-- Stated exercise --
Copy out each line of the data that holds the word "JSON".

-- Dataset items --

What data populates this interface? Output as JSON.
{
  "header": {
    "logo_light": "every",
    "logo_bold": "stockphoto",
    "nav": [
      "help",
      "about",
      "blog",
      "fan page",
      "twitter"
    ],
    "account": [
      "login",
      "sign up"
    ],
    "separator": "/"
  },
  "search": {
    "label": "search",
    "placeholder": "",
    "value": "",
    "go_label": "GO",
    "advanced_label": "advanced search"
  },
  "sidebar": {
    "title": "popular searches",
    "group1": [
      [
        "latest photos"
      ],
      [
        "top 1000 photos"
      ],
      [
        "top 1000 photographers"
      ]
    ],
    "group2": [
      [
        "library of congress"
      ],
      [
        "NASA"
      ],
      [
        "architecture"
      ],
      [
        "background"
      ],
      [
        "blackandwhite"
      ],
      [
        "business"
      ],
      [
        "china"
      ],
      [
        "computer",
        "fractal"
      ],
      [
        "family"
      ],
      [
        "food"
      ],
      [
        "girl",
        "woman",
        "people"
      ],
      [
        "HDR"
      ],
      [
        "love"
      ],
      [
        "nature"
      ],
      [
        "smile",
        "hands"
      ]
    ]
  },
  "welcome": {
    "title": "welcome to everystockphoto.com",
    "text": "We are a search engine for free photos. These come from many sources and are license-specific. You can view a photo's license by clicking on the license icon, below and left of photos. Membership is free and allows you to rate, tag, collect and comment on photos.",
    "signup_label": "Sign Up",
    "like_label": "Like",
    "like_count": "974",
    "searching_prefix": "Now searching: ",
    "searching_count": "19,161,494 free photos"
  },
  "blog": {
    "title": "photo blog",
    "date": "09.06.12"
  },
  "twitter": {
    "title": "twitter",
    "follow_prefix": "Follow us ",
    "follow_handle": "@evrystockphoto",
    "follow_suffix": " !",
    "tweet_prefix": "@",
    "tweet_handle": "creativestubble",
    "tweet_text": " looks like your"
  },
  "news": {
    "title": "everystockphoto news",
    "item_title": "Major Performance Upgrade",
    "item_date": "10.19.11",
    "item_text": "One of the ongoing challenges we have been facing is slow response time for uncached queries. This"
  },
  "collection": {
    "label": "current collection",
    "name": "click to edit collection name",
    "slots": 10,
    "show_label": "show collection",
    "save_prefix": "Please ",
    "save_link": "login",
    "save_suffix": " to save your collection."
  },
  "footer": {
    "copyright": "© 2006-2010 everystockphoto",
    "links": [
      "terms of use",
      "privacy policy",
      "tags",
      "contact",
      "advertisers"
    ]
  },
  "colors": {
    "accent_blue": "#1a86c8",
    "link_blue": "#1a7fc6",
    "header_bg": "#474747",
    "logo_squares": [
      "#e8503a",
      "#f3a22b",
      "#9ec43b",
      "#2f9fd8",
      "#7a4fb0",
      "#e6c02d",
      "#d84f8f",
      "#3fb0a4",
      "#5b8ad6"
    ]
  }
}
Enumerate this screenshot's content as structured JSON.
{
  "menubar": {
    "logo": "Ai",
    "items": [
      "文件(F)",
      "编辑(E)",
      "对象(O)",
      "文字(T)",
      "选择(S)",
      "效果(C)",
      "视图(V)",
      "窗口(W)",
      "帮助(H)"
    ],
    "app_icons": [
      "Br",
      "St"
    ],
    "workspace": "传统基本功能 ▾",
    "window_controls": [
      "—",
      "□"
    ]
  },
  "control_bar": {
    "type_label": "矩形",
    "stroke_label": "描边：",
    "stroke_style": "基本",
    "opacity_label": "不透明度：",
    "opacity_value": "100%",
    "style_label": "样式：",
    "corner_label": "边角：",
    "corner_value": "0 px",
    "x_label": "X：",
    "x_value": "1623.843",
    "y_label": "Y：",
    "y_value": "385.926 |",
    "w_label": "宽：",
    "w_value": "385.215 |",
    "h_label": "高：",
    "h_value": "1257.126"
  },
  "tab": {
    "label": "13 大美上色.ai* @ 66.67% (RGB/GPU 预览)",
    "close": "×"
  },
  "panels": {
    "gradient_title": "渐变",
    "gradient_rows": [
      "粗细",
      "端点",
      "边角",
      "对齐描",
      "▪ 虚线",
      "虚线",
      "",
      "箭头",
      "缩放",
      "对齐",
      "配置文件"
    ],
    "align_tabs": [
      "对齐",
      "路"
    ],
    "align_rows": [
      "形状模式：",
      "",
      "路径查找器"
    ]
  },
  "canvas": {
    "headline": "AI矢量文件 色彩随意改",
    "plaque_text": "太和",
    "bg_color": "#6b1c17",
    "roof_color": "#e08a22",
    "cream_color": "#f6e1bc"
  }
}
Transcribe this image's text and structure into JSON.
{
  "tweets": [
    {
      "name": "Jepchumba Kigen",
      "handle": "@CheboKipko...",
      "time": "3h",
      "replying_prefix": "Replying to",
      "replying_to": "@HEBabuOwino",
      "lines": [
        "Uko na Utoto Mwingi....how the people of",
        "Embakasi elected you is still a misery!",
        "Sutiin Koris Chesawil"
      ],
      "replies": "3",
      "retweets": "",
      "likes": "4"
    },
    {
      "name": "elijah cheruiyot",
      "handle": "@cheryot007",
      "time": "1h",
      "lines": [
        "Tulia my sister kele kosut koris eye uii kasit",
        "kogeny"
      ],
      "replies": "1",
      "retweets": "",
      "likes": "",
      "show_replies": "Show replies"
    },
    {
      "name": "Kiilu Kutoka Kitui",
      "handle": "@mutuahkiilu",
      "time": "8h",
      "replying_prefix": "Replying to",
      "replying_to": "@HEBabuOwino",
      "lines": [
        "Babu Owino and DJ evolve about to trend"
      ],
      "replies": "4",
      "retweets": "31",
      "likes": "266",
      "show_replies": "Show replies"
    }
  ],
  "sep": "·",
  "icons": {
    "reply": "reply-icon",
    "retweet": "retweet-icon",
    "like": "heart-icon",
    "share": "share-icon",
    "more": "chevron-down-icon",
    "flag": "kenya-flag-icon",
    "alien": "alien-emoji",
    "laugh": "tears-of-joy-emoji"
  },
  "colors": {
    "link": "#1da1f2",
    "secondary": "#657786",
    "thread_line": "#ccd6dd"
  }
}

-- Result --
What data populates this interface? Output as JSON.
Enumerate this screenshot's content as structured JSON.
Transcribe this image's text and structure into JSON.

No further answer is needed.